**Problem**
Reproduce the listing verbatim.

**Excerpted records**
## begin

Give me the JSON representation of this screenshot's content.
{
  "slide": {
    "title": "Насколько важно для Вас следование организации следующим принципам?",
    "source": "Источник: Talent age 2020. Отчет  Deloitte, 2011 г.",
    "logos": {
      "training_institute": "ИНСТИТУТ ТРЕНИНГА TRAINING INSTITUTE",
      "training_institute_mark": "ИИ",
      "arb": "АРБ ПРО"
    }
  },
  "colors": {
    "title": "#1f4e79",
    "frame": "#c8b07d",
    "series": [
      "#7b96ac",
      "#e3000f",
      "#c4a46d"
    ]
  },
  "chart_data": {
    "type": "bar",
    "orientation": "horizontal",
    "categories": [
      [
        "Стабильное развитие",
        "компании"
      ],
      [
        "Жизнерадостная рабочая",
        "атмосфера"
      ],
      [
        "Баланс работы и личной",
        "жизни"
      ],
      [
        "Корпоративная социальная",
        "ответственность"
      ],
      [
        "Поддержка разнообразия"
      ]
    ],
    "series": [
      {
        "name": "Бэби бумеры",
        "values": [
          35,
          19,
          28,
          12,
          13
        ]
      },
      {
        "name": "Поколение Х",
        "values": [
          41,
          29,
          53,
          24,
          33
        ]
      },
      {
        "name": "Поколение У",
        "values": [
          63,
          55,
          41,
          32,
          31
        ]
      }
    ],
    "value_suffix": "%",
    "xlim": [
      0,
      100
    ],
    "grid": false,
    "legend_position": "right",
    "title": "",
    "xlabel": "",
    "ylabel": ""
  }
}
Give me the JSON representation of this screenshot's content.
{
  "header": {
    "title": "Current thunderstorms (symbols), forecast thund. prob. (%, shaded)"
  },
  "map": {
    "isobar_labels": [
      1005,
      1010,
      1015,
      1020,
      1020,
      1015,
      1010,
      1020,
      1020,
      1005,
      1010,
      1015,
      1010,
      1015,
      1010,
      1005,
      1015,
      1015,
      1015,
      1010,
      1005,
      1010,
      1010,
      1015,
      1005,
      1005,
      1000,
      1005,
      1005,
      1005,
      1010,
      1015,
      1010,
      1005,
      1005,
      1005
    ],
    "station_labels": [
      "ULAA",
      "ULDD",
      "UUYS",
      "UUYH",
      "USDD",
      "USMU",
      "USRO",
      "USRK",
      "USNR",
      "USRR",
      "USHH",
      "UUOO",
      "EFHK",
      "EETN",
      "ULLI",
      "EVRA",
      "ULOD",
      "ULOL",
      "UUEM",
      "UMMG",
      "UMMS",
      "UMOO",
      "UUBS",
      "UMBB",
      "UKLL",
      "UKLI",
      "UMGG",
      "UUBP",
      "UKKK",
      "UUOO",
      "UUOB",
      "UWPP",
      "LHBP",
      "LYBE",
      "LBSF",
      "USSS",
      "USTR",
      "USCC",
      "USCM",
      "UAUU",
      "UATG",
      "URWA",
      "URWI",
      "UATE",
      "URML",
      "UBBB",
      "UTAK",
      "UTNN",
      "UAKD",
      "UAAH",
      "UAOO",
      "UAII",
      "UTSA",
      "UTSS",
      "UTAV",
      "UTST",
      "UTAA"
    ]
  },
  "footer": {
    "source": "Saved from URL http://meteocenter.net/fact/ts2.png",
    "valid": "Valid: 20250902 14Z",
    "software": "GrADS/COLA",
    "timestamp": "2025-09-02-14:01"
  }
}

## end

**Correct output**
Give me the JSON representation of this screenshot's content.
{
  "slide": {
    "title": "Насколько важно для Вас следование организации следующим принципам?",
    "source": "Источник: Talent age 2020. Отчет  Deloitte, 2011 г.",
    "logos": {
      "training_institute": "ИНСТИТУТ ТРЕНИНГА TRAINING INSTITUTE",
      "training_institute_mark": "ИИ",
      "arb": "АРБ ПРО"
    }
  },
  "colors": {
    "title": "#1f4e79",
    "frame": "#c8b07d",
    "series": [
      "#7b96ac",
      "#e3000f",
      "#c4a46d"
    ]
  },
  "chart_data": {
    "type": "bar",
    "orientation": "horizontal",
    "categories": [
      [
        "Стабильное развитие",
        "компании"
      ],
      [
        "Жизнерадостная рабочая",
        "атмосфера"
      ],
      [
        "Баланс работы и личной",
        "жизни"
      ],
      [
        "Корпоративная социальная",
        "ответственность"
      ],
      [
        "Поддержка разнообразия"
      ]
    ],
    "series": [
      {
        "name": "Бэби бумеры",
        "values": [
          35,
          19,
          28,
          12,
          13
        ]
      },
      {
        "name": "Поколение Х",
        "values": [
          41,
          29,
          53,
          24,
          33
        ]
      },
      {
        "name": "Поколение У",
        "values": [
          63,
          55,
          41,
          32,
          31
        ]
      }
    ],
    "value_suffix": "%",
    "xlim": [
      0,
      100
    ],
    "grid": false,
    "legend_position": "right",
    "title": "",
    "xlabel": "",
    "ylabel": ""
  }
}
Give me the JSON representation of this screenshot's content.
{
  "header": {
    "title": "Current thunderstorms (symbols), forecast thund. prob. (%, shaded)"
  },
  "map": {
    "isobar_labels": [
      1005,
      1010,
      1015,
      1020,
      1020,
      1015,
      1010,
      1020,
      1020,
      1005,
      1010,
      1015,
      1010,
      1015,
      1010,
      1005,
      1015,
      1015,
      1015,
      1010,
      1005,
      1010,
      1010,
      1015,
      1005,
      1005,
      1000,
      1005,
      1005,
      1005,
      1010,
      1015,
      1010,
      1005,
      1005,
      1005
    ],
    "station_labels": [
      "ULAA",
      "ULDD",
      "UUYS",
      "UUYH",
      "USDD",
      "USMU",
      "USRO",
      "USRK",
      "USNR",
      "USRR",
      "USHH",
      "UUOO",
      "EFHK",
      "EETN",
      "ULLI",
      "EVRA",
      "ULOD",
      "ULOL",
      "UUEM",
      "UMMG",
      "UMMS",
      "UMOO",
      "UUBS",
      "UMBB",
      "UKLL",
      "UKLI",
      "UMGG",
      "UUBP",
      "UKKK",
      "UUOO",
      "UUOB",
      "UWPP",
      "LHBP",
      "LYBE",
      "LBSF",
      "USSS",
      "USTR",
      "USCC",
      "USCM",
      "UAUU",
      "UATG",
      "URWA",
      "URWI",
      "UATE",
      "URML",
      "UBBB",
      "UTAK",
      "UTNN",
      "UAKD",
      "UAAH",
      "UAOO",
      "UAII",
      "UTSA",
      "UTSS",
      "UTAV",
      "UTST",
      "UTAA"
    ]
  },
  "footer": {
    "source": "Saved from URL http://meteocenter.net/fact/ts2.png",
    "valid": "Valid: 20250902 14Z",
    "software": "GrADS/COLA",
    "timestamp": "2025-09-02-14:01"
  }
}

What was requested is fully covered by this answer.